**Exercise 1**
Switch each "text-column" in the listing to "column-text" and write the lines out again with nothing else changed. Begin at the first line of the listing and stop after the line containing "text-column: 九反余を有す」（大日本寺院総覧）とあり、また再三の火災で寺も xyxy=(56,69,76,569)".
**Exercise 2**
Pick up the post on adding proxycheck.io-flagged IP addresses to AWS WAF from its last sentence and write the next part.

**Selection**
======

In this post, I'll automate the process of adding malicious IP addresses classified by the following third-party service https://proxycheck.io to AWS WAF.
AWS has already built-in managed lists you can leverage to protect your resources against malicious IP addresses used for Recon, DoS, or with a general bad reputation.
- AWSManagedIPReputationList
- AWSManagedReconnaissanceList
- AWSManagedIPDDoSList
But we're building our own list based on web server access logs, specifically Cloudfront.
Prerequisites
- An API key obtained from https://proxycheck.io/ ( they have a generous free plan )
- You need the necessary IAM permissions to deploy an AWS SAM application and create the needed underlying resources.
- An Elasticache Valkey cluster for caching our API call results from ProxyCheck for quota efficiency.
- A telegram bot created so you can receive notifications about WAF updates
- A SAM app initialized with AWS SAM CLI
Walkthrough
We will create a new AWS SAM template file and include the following block of YAML definition to define:
- A Lambda function running our Python script that interacts with ProxyCheck API, stores results in Elasticache Valkey along with the risk score associated with the scanned IP address, and updates the AWS WAF IP set accordingly.
- An EventBridge Rule that will act as an event listener to trigger the lambda function whenever a new CSV file is written to our S3 bucket that contains our exported list of IP addresses.
- The necessary IAM permissions attached to the lambda function to read files from S3 and update the WAF IP Set.

======

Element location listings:
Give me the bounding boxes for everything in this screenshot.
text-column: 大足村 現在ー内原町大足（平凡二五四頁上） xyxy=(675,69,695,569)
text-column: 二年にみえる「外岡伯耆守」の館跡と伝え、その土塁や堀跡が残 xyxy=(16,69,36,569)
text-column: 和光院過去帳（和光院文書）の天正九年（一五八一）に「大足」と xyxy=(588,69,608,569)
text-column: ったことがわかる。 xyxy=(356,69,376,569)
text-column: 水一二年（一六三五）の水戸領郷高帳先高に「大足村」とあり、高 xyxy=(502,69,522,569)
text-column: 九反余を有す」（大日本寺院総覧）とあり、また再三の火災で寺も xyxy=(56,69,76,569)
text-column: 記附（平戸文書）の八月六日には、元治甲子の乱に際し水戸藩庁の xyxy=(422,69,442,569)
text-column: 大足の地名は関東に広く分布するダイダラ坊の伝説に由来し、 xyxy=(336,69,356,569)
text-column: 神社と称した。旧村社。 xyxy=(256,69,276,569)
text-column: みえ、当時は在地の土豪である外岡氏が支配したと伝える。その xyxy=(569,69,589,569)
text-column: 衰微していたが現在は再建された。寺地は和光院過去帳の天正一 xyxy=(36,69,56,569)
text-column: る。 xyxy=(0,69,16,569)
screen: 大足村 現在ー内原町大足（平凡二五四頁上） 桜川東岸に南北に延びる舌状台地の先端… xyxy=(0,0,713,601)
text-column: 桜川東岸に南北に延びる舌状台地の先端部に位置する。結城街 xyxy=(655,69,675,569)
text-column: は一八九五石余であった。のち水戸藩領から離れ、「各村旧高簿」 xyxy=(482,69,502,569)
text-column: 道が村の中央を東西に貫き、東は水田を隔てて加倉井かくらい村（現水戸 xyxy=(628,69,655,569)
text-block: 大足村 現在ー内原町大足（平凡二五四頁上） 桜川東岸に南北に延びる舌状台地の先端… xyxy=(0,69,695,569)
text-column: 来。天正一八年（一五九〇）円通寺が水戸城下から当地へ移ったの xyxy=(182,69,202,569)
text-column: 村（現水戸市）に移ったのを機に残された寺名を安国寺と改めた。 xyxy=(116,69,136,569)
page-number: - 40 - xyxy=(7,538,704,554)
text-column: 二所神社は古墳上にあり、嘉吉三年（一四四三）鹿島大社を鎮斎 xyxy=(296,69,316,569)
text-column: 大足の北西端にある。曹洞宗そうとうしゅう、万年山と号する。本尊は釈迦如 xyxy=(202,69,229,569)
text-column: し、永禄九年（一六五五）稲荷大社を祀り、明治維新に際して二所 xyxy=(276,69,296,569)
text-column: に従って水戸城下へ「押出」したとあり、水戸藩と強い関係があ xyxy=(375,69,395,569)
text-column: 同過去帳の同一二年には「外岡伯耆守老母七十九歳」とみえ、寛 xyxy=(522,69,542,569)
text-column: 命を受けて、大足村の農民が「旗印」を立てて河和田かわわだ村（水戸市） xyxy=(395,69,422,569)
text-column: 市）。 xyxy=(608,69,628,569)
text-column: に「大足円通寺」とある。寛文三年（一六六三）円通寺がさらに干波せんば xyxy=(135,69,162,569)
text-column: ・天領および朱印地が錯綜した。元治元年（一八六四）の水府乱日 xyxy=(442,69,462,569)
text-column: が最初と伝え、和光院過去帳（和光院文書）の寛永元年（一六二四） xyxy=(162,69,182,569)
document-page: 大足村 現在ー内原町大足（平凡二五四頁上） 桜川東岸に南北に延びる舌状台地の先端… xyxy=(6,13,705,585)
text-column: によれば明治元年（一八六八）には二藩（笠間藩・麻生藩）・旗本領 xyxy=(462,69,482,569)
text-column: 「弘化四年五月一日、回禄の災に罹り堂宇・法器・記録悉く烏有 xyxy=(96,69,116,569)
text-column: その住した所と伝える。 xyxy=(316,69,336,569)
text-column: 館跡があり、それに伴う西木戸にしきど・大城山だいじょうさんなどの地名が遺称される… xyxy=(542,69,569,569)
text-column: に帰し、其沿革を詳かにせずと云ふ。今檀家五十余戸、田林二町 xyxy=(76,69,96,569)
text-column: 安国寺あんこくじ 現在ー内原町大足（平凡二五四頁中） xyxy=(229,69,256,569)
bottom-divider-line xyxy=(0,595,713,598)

======

**Exercise result 1**
Give me the bounding boxes for everything in this screenshot.
column-text: 大足村 現在ー内原町大足（平凡二五四頁上） xyxy=(675,69,695,569)
column-text: 二年にみえる「外岡伯耆守」の館跡と伝え、その土塁や堀跡が残 xyxy=(16,69,36,569)
column-text: 和光院過去帳（和光院文書）の天正九年（一五八一）に「大足」と xyxy=(588,69,608,569)
column-text: ったことがわかる。 xyxy=(356,69,376,569)
column-text: 水一二年（一六三五）の水戸領郷高帳先高に「大足村」とあり、高 xyxy=(502,69,522,569)
column-text: 九反余を有す」（大日本寺院総覧）とあり、また再三の火災で寺も xyxy=(56,69,76,569)

**Exercise result 2**
AWSTemplateFormatVersion: '2010-09-09'
Transform: AWS::Serverless-2016-10-31
Description: >
ProxyCheck WAF automation
ProxyCheck WAF automation Lambda Function that reads IPs from S3, checks risk scores using ProxyCheck.io,
and updates AWS WAF IP sets with high-risk IPs.
# More info about Globals: https://github.com/awslabs/serverless-application-model/blob/master/docs/globals.rst
Globals:
Function:
Timeout: 900 # 15 minutes
MemorySize: 512
LoggingConfig:
LogFormat: JSON
Resources:
ProxyCheckWAFAutomation:
Type: AWS::Serverless::Function
Properties:
FunctionName: "ProxyCheckWAFAutomation"
CodeUri: proxy_check_waf_automation/
Handler: app.lambda_handler
Runtime: python3.13
Architectures:
- x86_64
Timeout: 900 # 15 minutes
MemorySize: 512
Environment:
Variables:
S3_BUCKET_NAME: "proxycheck-waf-automation"
PROXYCHECK_API_KEY: "xxxx-xxxxx-xxxxx-xxxxx"
TELEGRAM_BOT_TOKEN: "YOUR_TG_BOT_TOKEN"
TELEGRAM_CHAT_ID: "-xxxxx"
REDIS_URL: "redis://username:password@hostname/db_name"
Events:
Trigger:
Type: EventBridgeRule
Properties:
Pattern:
source:
- "aws.s3"
detail-type:
- "Object Created"
- "Object Updated"
detail:
bucket:
name:
- "proxycheck-waf-automation"
Policies:
- S3ReadPolicy:
BucketName: "proxycheck-waf-automation/*"
- Statement:
- Effect: Allow
Action:
- wafv2:GetIPSet
- wafv2:UpdateIPSet
Resource: "*"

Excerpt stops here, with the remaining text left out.